Problem requirements: Collect all lines from the records below that include the word "this".

(Dataset items)
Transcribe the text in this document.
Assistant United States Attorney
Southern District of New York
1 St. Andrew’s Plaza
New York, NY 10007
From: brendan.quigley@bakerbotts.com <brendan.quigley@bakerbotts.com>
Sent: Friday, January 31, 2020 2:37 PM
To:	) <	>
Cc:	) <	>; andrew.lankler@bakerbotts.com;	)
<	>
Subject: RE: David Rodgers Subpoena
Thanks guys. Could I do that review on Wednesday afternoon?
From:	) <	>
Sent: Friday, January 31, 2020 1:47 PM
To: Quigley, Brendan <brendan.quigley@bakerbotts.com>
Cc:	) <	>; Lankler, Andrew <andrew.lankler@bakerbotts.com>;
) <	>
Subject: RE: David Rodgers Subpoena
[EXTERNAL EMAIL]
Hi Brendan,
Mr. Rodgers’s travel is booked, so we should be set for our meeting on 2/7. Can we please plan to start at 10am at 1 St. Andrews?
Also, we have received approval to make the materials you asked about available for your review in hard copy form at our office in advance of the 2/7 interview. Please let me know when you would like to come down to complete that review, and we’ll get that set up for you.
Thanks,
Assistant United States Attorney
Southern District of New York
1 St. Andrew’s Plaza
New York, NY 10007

--

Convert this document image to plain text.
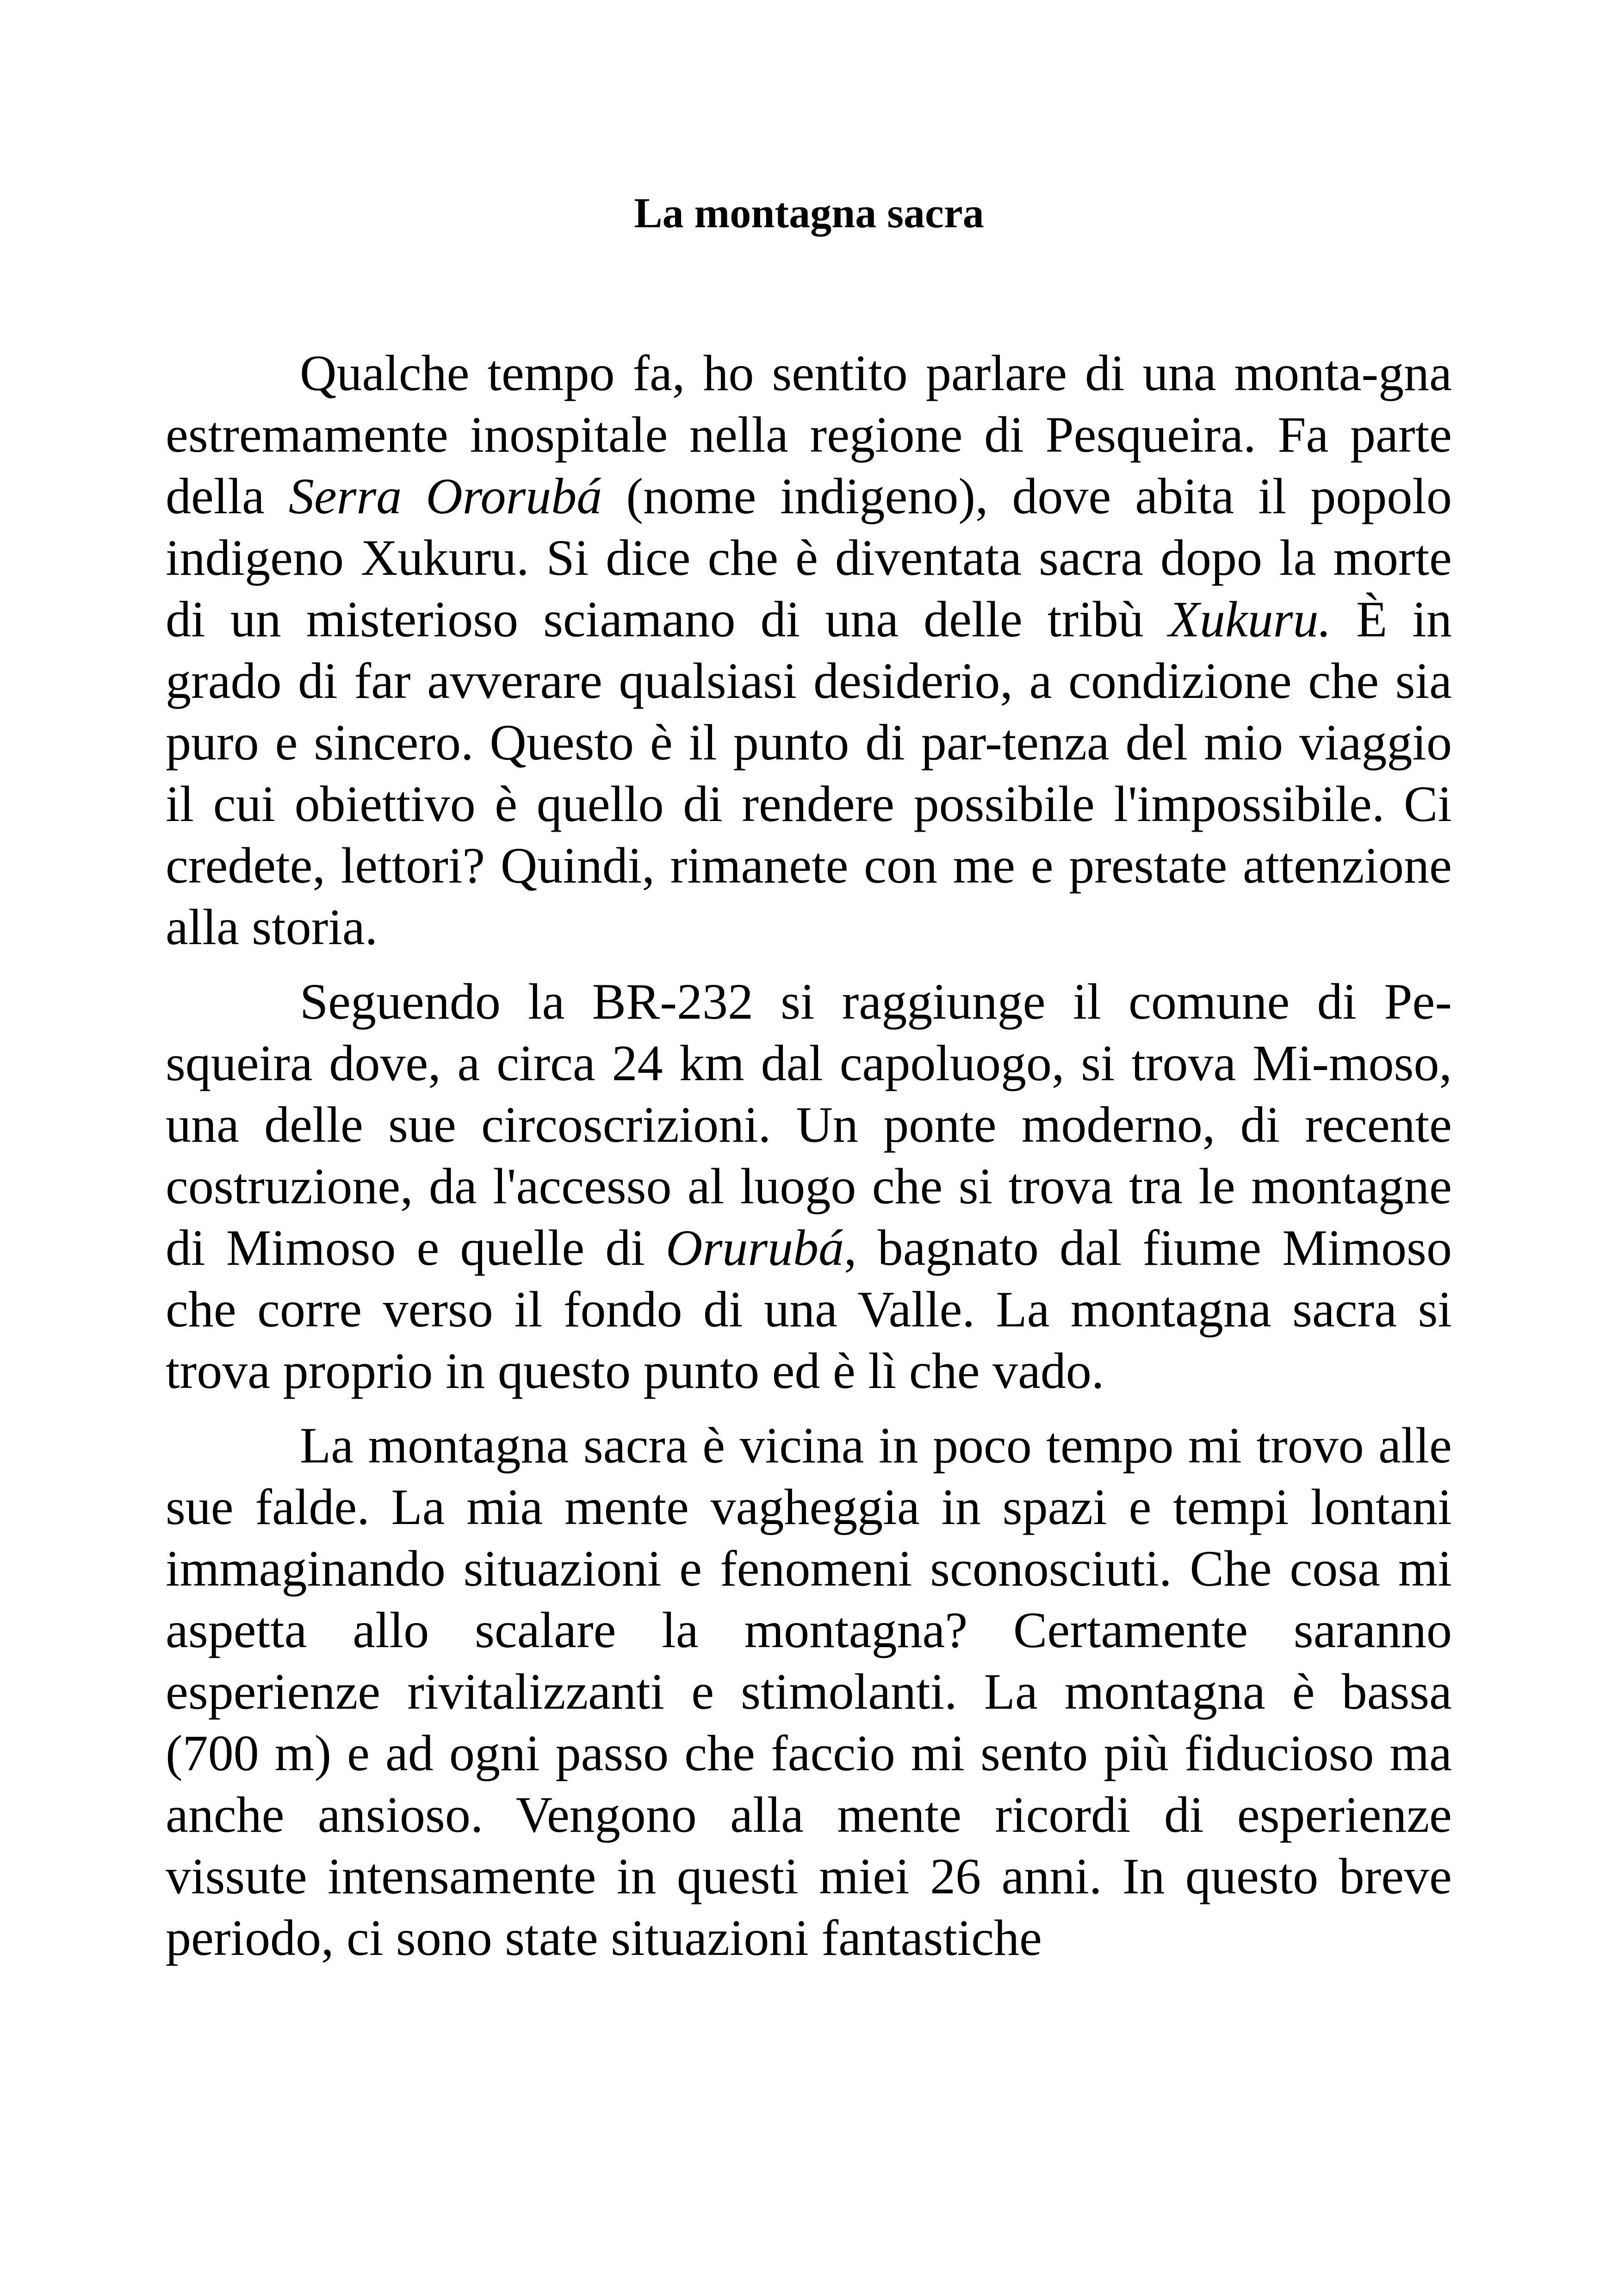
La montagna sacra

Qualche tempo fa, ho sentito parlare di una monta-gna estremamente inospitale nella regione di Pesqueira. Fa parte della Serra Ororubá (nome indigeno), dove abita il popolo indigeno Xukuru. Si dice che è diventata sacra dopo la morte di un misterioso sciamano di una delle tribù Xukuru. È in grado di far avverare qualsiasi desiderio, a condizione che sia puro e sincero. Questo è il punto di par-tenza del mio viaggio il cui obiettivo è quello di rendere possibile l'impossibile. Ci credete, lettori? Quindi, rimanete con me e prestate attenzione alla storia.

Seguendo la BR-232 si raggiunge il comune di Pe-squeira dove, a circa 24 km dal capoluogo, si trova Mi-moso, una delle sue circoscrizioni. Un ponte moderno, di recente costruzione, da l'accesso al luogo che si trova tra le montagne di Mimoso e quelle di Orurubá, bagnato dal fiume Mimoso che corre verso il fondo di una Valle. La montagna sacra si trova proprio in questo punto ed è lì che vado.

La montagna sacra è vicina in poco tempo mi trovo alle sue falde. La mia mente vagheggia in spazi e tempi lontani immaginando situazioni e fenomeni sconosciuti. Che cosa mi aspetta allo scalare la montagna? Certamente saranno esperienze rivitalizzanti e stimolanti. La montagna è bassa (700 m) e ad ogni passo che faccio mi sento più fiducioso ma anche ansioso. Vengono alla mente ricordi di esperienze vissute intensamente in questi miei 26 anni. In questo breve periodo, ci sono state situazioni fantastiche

==

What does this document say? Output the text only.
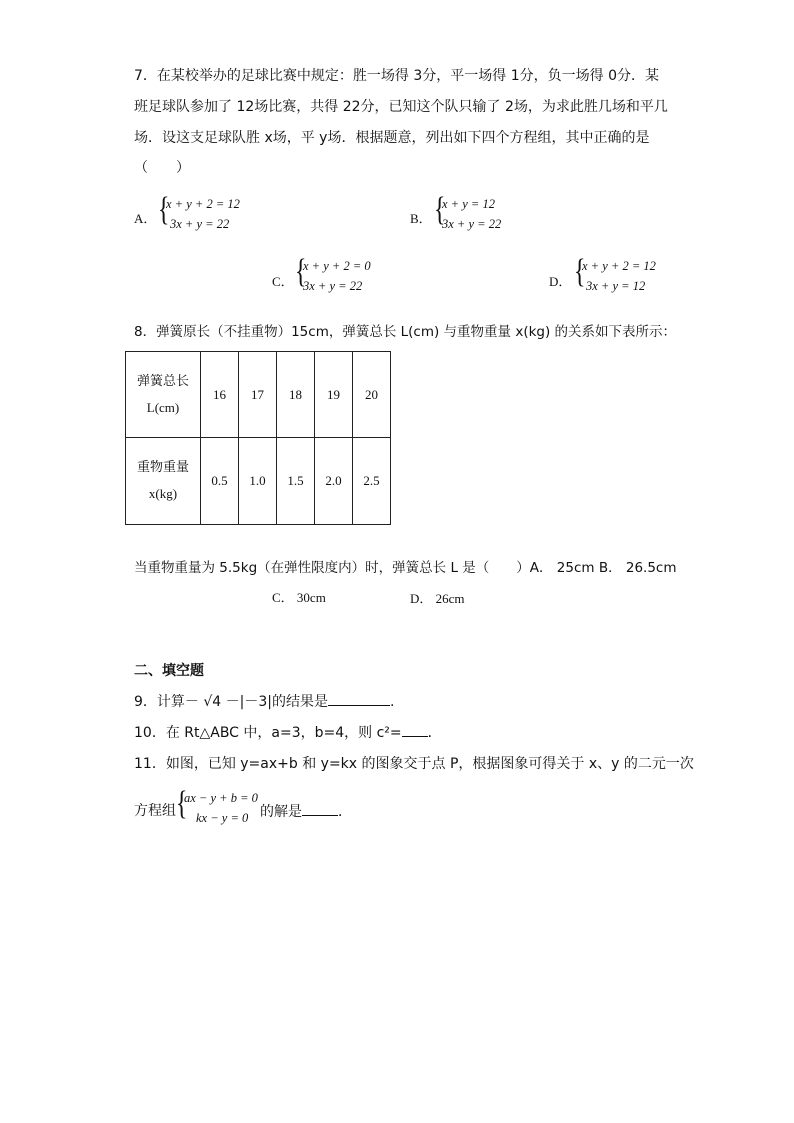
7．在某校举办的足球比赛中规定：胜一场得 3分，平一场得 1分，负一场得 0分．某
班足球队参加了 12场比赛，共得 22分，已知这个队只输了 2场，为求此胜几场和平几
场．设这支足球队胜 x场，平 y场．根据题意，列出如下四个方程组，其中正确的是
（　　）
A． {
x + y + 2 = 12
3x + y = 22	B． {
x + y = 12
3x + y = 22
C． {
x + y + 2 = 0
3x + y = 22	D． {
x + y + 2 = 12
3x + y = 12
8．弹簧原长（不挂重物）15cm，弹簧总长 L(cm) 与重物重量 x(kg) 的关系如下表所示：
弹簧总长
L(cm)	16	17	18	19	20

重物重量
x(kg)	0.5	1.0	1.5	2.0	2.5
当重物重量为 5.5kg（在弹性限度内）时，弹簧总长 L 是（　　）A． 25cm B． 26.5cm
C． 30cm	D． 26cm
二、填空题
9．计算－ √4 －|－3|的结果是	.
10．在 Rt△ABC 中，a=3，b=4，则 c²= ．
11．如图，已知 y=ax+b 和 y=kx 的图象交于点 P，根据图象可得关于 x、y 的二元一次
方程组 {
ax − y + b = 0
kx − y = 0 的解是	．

Task response:
Transcribe the text in this document.
Convert this document image to plain text.
What does this document say? Output the text only.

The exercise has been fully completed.